§ **SELECTED TEXT**:

(begin)

Appendix 2: georeferencing geophysical data
Locating geophysical results within the wider landscape
To use geophysical results for other archaeological investigations the location of a survey within the landscape or site must be known. Depending on the intended use, the required accuracy of such information may vary. For example, in order to direct excavations to the areas indicated by geophysical findings a precise reference to the archaeological site grid is required. On the other hand, if only a landscape assessment is required, including aerial photographic interpretations, accuracy is less critical. However, since future demands cannot be predicted, it is essential to record survey positions with the highest possible accuracy in the first place. If existing survey data are to be re-used but spatial information is insufficient, the only solution is to undertake several well-referenced keyhole surveys to relate previous results to accurate site coordinates. This is time consuming and can be avoided through careful documentation in the first place.
This appendix introduces basic concepts of coordinate systems, their coregistration, georeferencing and issues relating to information accuracy. This discussion is intended to provide a foundation for the recommendations on the geophysics georeferencing presented in Georeferencing and data combination and Geophysics georeferencing.
In the context of archaeological geophysics, a coordinate system is based on a model of the physical world that allows specification of a spatial position by providing its coordinates. In mapping science, this is usually referred to as a ‘datum’ and this expression will be used throughout this Guide. The choice of a coordinate system depends on the intended use of this positional information, as illustrated below. In archaeological geophysics the distinction is mostly between map coordinate systems and geophysics coordinate system (see Section A2.2.4 below).

(end)

§ **INFORMATION GIVEN**:
(begin)

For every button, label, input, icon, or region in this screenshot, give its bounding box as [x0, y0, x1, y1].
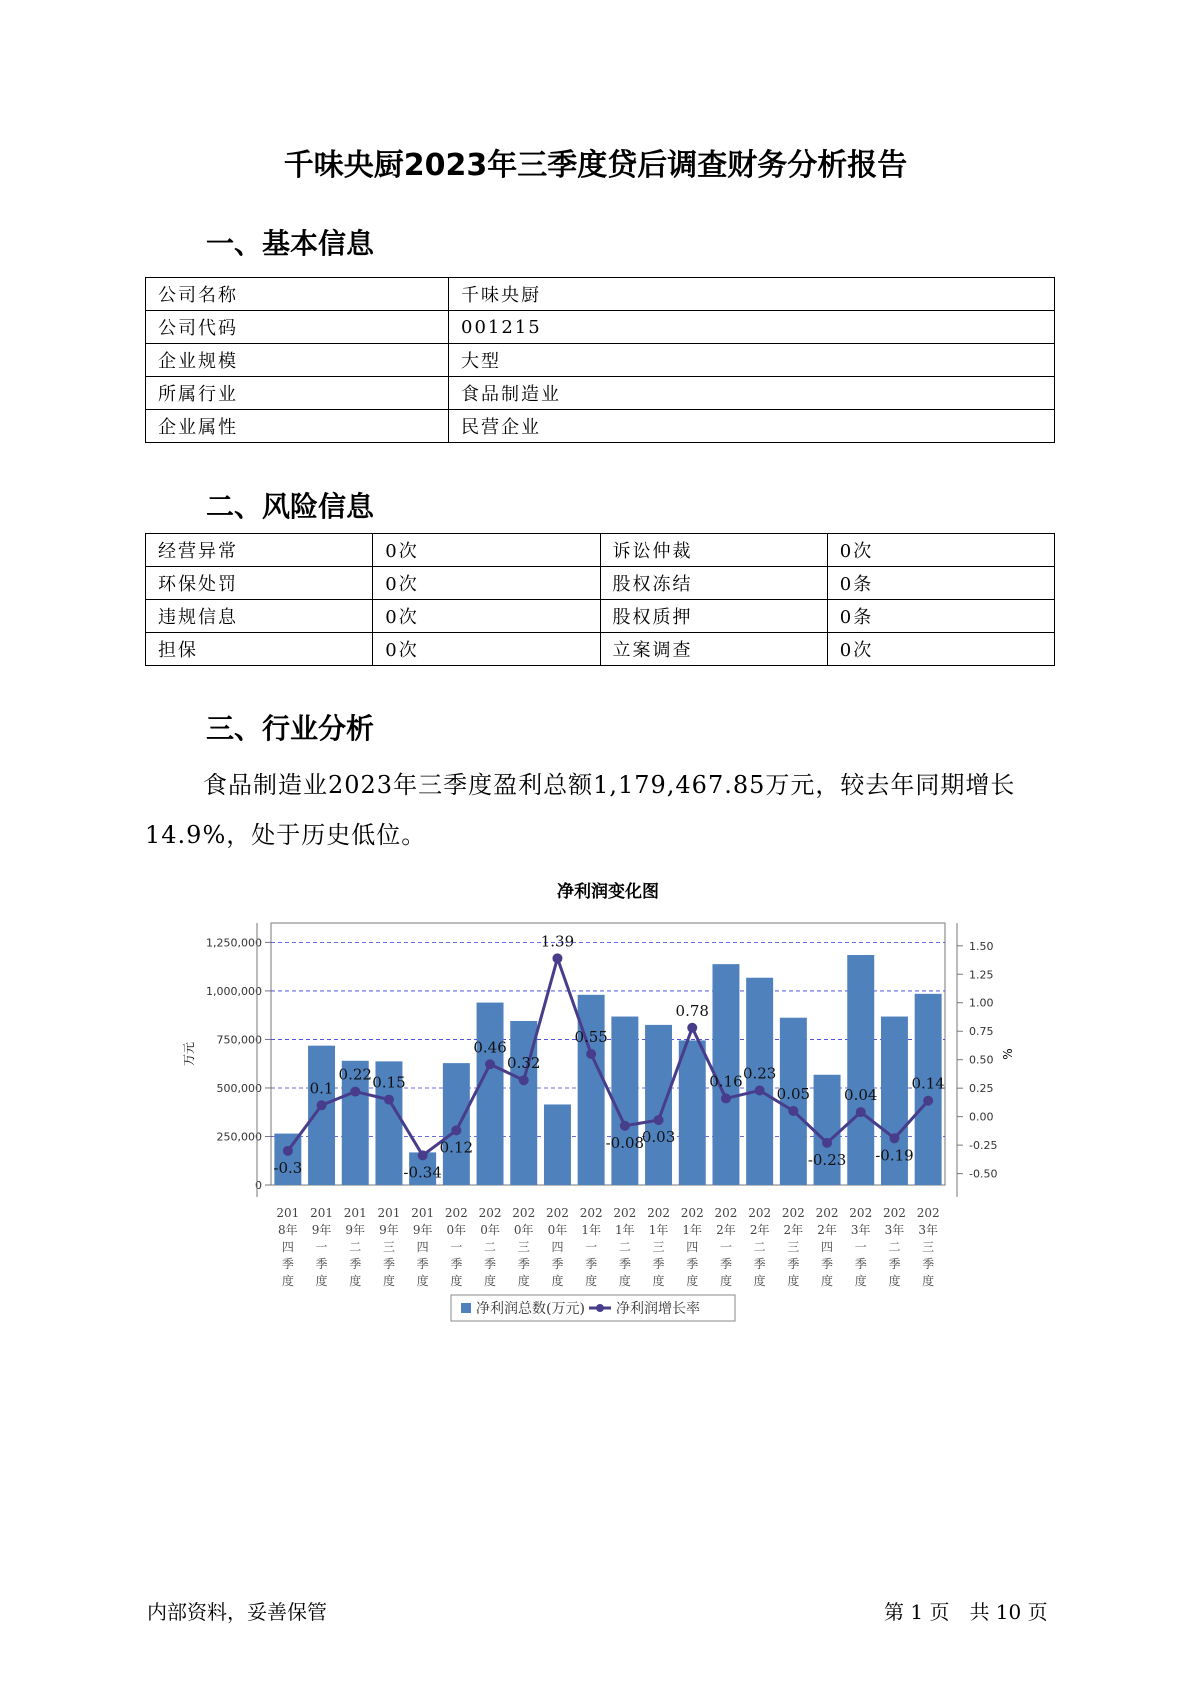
- x-tick-label: 2年: [749, 1223, 770, 1237]
- right-tick-label: 0.50: [969, 1053, 994, 1067]
- basic-info-value: 001215: [449, 311, 1055, 344]
- x-tick-label: 一: [450, 1240, 463, 1254]
- x-tick-label: 202: [579, 1206, 603, 1220]
- left-tick-label: 1,000,000: [206, 984, 262, 998]
- risk-label: 诉讼仲裁: [600, 534, 827, 567]
- x-tick-label: 一: [585, 1240, 598, 1254]
- x-tick-label: 度: [686, 1274, 699, 1288]
- x-tick-label: 201: [276, 1206, 300, 1220]
- risk-label: 违规信息: [146, 600, 373, 633]
- growth-rate-point: [721, 1093, 731, 1103]
- growth-rate-label: -0.3: [273, 1158, 303, 1177]
- section-heading-industry: 三、行业分析: [206, 712, 375, 745]
- growth-rate-point: [856, 1107, 866, 1117]
- right-axis-label: %: [1001, 1048, 1015, 1060]
- x-tick-label: 202: [714, 1206, 738, 1220]
- basic-info-row: [146, 410, 1055, 443]
- net-profit-bar: [443, 1063, 470, 1185]
- x-tick-label: 202: [545, 1206, 569, 1220]
- growth-rate-point: [620, 1121, 630, 1131]
- basic-info-label: 企业属性: [146, 410, 449, 443]
- basic-info-row: [146, 311, 1055, 344]
- x-tick-label: 度: [484, 1274, 497, 1288]
- risk-info-row: [146, 600, 1055, 633]
- growth-rate-label: 0.14: [911, 1074, 945, 1093]
- x-tick-label: 季: [652, 1257, 665, 1271]
- x-tick-label: 202: [647, 1206, 671, 1220]
- x-tick-label: 201: [310, 1206, 334, 1220]
- risk-value: 0次: [827, 534, 1054, 567]
- x-tick-label: 1年: [682, 1223, 703, 1237]
- x-tick-label: 201: [411, 1206, 435, 1220]
- x-tick-label: 二: [888, 1240, 901, 1254]
- x-tick-label: 2年: [817, 1223, 837, 1237]
- x-tick-label: 0年: [513, 1223, 534, 1237]
- growth-rate-point: [654, 1115, 664, 1125]
- right-tick-label: 1.00: [969, 996, 994, 1010]
- x-tick-label: 四: [686, 1240, 699, 1254]
- right-tick-label: 0.00: [969, 1110, 994, 1124]
- growth-rate-label: 0.32: [507, 1054, 541, 1073]
- growth-rate-point: [822, 1138, 832, 1148]
- x-tick-label: 9年: [379, 1223, 399, 1237]
- growth-rate-label: -0.08: [605, 1133, 645, 1152]
- risk-info-row: [146, 534, 1055, 567]
- risk-info-table: [145, 533, 1055, 666]
- x-tick-label: 9年: [311, 1223, 332, 1237]
- legend-line-marker: [596, 1304, 604, 1312]
- right-tick-label: 0.75: [969, 1025, 994, 1039]
- growth-rate-point: [687, 1023, 697, 1033]
- growth-rate-label: 0.03: [641, 1128, 676, 1147]
- x-tick-label: 四: [416, 1240, 429, 1254]
- x-tick-label: 3年: [918, 1223, 938, 1237]
- growth-rate-label: -0.23: [807, 1150, 847, 1169]
- x-tick-label: 度: [787, 1274, 800, 1288]
- x-tick-label: 季: [719, 1257, 732, 1271]
- risk-label: 环保处罚: [146, 567, 373, 600]
- x-tick-label: 季: [686, 1257, 699, 1271]
- x-tick-label: 度: [854, 1274, 867, 1288]
- x-tick-label: 201: [377, 1206, 401, 1220]
- x-tick-label: 9年: [412, 1223, 433, 1237]
- risk-value: 0次: [373, 600, 600, 633]
- risk-label: 经营异常: [146, 534, 373, 567]
- footer-confidential: 内部资料，妥善保管: [147, 1600, 327, 1624]
- x-tick-label: 一: [854, 1240, 867, 1254]
- x-tick-label: 季: [416, 1257, 429, 1271]
- growth-rate-point: [519, 1075, 529, 1085]
- growth-rate-label: 0.1: [309, 1079, 334, 1098]
- x-tick-label: 202: [781, 1206, 805, 1220]
- x-tick-label: 季: [382, 1257, 395, 1271]
- x-tick-label: 度: [821, 1274, 834, 1288]
- growth-rate-label: 0.15: [372, 1073, 406, 1092]
- growth-rate-label: 0.16: [709, 1072, 743, 1091]
- growth-rate-point: [350, 1087, 360, 1097]
- right-tick-label: 0.25: [969, 1082, 994, 1096]
- x-tick-label: 1年: [581, 1223, 601, 1237]
- x-tick-label: 201: [343, 1206, 367, 1220]
- chart-title: 净利润变化图: [557, 882, 659, 902]
- x-tick-label: 季: [281, 1257, 294, 1271]
- footer-page-number: 第 1 页 共 10 页: [884, 1600, 1048, 1624]
- net-profit-chart: [180, 875, 1020, 1335]
- growth-rate-point: [788, 1106, 798, 1116]
- section-heading-basic: 一、基本信息: [206, 227, 375, 260]
- x-tick-label: 季: [854, 1257, 867, 1271]
- x-tick-label: 202: [478, 1206, 502, 1220]
- growth-rate-label: 1.39: [540, 932, 575, 951]
- legend-bar-swatch: [461, 1303, 471, 1313]
- x-tick-label: 二: [618, 1240, 631, 1254]
- x-tick-label: 3年: [884, 1223, 905, 1237]
- net-profit-bar: [847, 955, 874, 1185]
- x-tick-label: 1年: [615, 1223, 635, 1237]
- growth-rate-label: 0.78: [675, 1001, 709, 1020]
- x-tick-label: 季: [517, 1257, 530, 1271]
- x-tick-label: 2年: [716, 1223, 736, 1237]
- growth-rate-label: 0.46: [473, 1038, 507, 1057]
- x-tick-label: 季: [551, 1257, 564, 1271]
- net-profit-bar: [308, 1046, 335, 1185]
- growth-rate-point: [552, 953, 562, 963]
- growth-rate-label: 0.55: [574, 1028, 608, 1046]
- industry-paragraph: [145, 760, 1057, 860]
- growth-rate-point: [889, 1133, 899, 1143]
- x-tick-label: 度: [281, 1274, 294, 1288]
- risk-info-row: [146, 567, 1055, 600]
- x-tick-label: 季: [787, 1257, 800, 1271]
- basic-info-value: 千味央厨: [449, 278, 1055, 311]
- x-tick-label: 度: [416, 1274, 429, 1288]
- x-tick-label: 度: [349, 1274, 362, 1288]
- net-profit-bar: [477, 1003, 504, 1185]
- x-tick-label: 一: [315, 1240, 328, 1254]
- x-tick-label: 季: [585, 1257, 598, 1271]
- x-tick-label: 度: [618, 1274, 631, 1288]
- x-tick-label: 度: [652, 1274, 665, 1288]
- x-tick-label: 202: [815, 1206, 839, 1220]
- net-profit-bar: [611, 1017, 638, 1185]
- x-tick-label: 202: [882, 1206, 906, 1220]
- left-tick-label: 500,000: [216, 1081, 262, 1095]
- x-tick-label: 四: [821, 1240, 834, 1254]
- x-tick-label: 0年: [446, 1223, 467, 1237]
- legend-line-label: 净利润增长率: [616, 1301, 700, 1317]
- x-tick-label: 202: [512, 1206, 536, 1220]
- left-tick-label: 0: [255, 1179, 262, 1192]
- x-tick-label: 四: [281, 1240, 294, 1254]
- x-tick-label: 度: [450, 1274, 463, 1288]
- x-tick-label: 8年: [278, 1223, 298, 1237]
- basic-info-value: 民营企业: [449, 410, 1055, 443]
- growth-rate-point: [418, 1150, 428, 1160]
- risk-value: 0次: [373, 567, 600, 600]
- basic-info-row: [146, 344, 1055, 377]
- growth-rate-label: 0.12: [439, 1138, 474, 1157]
- growth-rate-point: [451, 1125, 461, 1135]
- x-tick-label: 202: [849, 1206, 873, 1220]
- x-tick-label: 度: [551, 1274, 564, 1288]
- basic-info-label: 所属行业: [146, 377, 449, 410]
- basic-info-row: [146, 377, 1055, 410]
- right-tick-label: -0.50: [969, 1167, 998, 1181]
- left-axis-label: 万元: [182, 1041, 196, 1067]
- net-profit-bar: [544, 1104, 571, 1185]
- legend-bar-label: 净利润总数(万元): [476, 1301, 585, 1317]
- basic-info-label: 公司代码: [146, 311, 449, 344]
- x-tick-label: 季: [821, 1257, 834, 1271]
- risk-value: 0次: [827, 633, 1054, 666]
- x-tick-label: 2年: [783, 1223, 804, 1237]
- x-tick-label: 季: [618, 1257, 631, 1271]
- x-tick-label: 202: [680, 1206, 704, 1220]
- industry-paragraph-text: 食品制造业2023年三季度盈利总额1,179,467.85万元，较去年同期增长14.9%，处于历史低位。: [145, 771, 1016, 849]
- risk-value: 0条: [827, 600, 1054, 633]
- basic-info-label: 公司名称: [146, 278, 449, 311]
- left-tick-label: 250,000: [216, 1130, 262, 1144]
- x-tick-label: 三: [787, 1240, 800, 1254]
- basic-info-label: 企业规模: [146, 344, 449, 377]
- x-tick-label: 度: [719, 1274, 732, 1288]
- basic-info-table: [145, 277, 1055, 443]
- x-tick-label: 1年: [648, 1223, 669, 1237]
- basic-info-row: [146, 278, 1055, 311]
- risk-label: 股权质押: [600, 600, 827, 633]
- left-tick-label: 1,250,000: [206, 936, 262, 950]
- x-tick-label: 季: [922, 1257, 935, 1271]
- growth-rate-point: [384, 1095, 394, 1105]
- basic-info-value: 食品制造业: [449, 377, 1055, 410]
- risk-label: 股权冻结: [600, 567, 827, 600]
- x-tick-label: 三: [652, 1240, 665, 1254]
- risk-info-row: [146, 633, 1055, 666]
- growth-rate-label: 0.23: [742, 1064, 777, 1083]
- growth-rate-point: [317, 1100, 327, 1110]
- x-tick-label: 二: [349, 1240, 362, 1254]
- x-tick-label: 二: [484, 1240, 497, 1254]
- growth-rate-label: 0.04: [844, 1086, 878, 1105]
- growth-rate-point: [923, 1096, 933, 1106]
- x-tick-label: 度: [585, 1274, 598, 1288]
- x-tick-label: 0年: [547, 1223, 568, 1237]
- x-tick-label: 二: [753, 1240, 766, 1254]
- section-heading-risk: 二、风险信息: [206, 490, 375, 523]
- right-tick-label: 1.25: [969, 968, 994, 982]
- x-tick-label: 季: [315, 1257, 328, 1271]
- growth-rate-point: [283, 1146, 293, 1156]
- x-tick-label: 季: [888, 1257, 901, 1271]
- right-tick-label: 1.50: [969, 939, 994, 953]
- risk-value: 0条: [827, 567, 1054, 600]
- x-tick-label: 202: [916, 1206, 940, 1220]
- left-tick-label: 750,000: [216, 1033, 262, 1047]
- x-tick-label: 度: [517, 1274, 530, 1288]
- net-profit-bar: [645, 1025, 672, 1185]
- x-tick-label: 季: [753, 1257, 766, 1271]
- x-tick-label: 三: [922, 1240, 935, 1254]
- x-tick-label: 三: [517, 1240, 530, 1254]
- x-tick-label: 度: [382, 1274, 395, 1288]
- report-title: 千味央厨2023年三季度贷后调查财务分析报告: [283, 148, 908, 183]
- growth-rate-label: -0.34: [403, 1163, 442, 1182]
- net-profit-bar: [679, 1040, 706, 1185]
- growth-rate-point: [586, 1049, 596, 1059]
- growth-rate-point: [485, 1059, 495, 1069]
- x-tick-label: 度: [922, 1274, 935, 1288]
- x-tick-label: 度: [753, 1274, 766, 1288]
- x-tick-label: 季: [484, 1257, 497, 1271]
- right-tick-label: -0.25: [969, 1139, 998, 1153]
- x-tick-label: 一: [719, 1240, 732, 1254]
- x-tick-label: 四: [551, 1240, 564, 1254]
- x-tick-label: 202: [748, 1206, 772, 1220]
- risk-value: 0次: [373, 534, 600, 567]
- growth-rate-label: 0.05: [776, 1084, 811, 1103]
- x-tick-label: 0年: [480, 1223, 500, 1237]
- growth-rate-label: 0.22: [338, 1065, 372, 1084]
- x-tick-label: 三: [382, 1240, 395, 1254]
- risk-value: 0次: [373, 633, 600, 666]
- x-tick-label: 度: [315, 1274, 328, 1288]
- growth-rate-point: [755, 1085, 765, 1095]
- growth-rate-label: -0.19: [875, 1146, 914, 1165]
- x-tick-label: 202: [613, 1206, 637, 1220]
- risk-label: 立案调查: [600, 633, 827, 666]
- x-tick-label: 202: [444, 1206, 468, 1220]
- x-tick-label: 3年: [850, 1223, 871, 1237]
- risk-label: 担保: [146, 633, 373, 666]
- x-tick-label: 度: [888, 1274, 901, 1288]
- basic-info-value: 大型: [449, 344, 1055, 377]
- x-tick-label: 9年: [345, 1223, 366, 1237]
- x-tick-label: 季: [450, 1257, 463, 1271]
- x-tick-label: 季: [349, 1257, 362, 1271]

(end)

§ **THINGS TO DO**:
A) Do these statements agree with the georeferencing appendix? Answer yes or no for each and quote the text's deciding words. (i) Accuracy matters less when only a landscape assessment is needed. (ii) Future demands on survey positions can be predicted. (iii) In mapping science, the model behind a coordinate system is usually called a "datum."
B) Copy the georeferencing appendix verbatim from "In the context" to "Section A2.2.4 below).".

§ **RESPONSES FOR EACH TASK**:
A)
(i) Yes: "if only a landscape assessment is required, including aerial photographic interpretations, accuracy is less critical"
(ii) No: "since future demands cannot be predicted"
(iii) Yes: "In mapping science, this is usually referred to as a ‘datum’"

B)
In the context of archaeological geophysics, a coordinate system is based on a model of the physical world that allows specification of a spatial position by providing its coordinates. In mapping science, this is usually referred to as a ‘datum’ and this expression will be used throughout this Guide. The choice of a coordinate system depends on the intended use of this positional information, as illustrated below. In archaeological geophysics the distinction is mostly between map coordinate systems and geophysics coordinate system (see Section A2.2.4 below).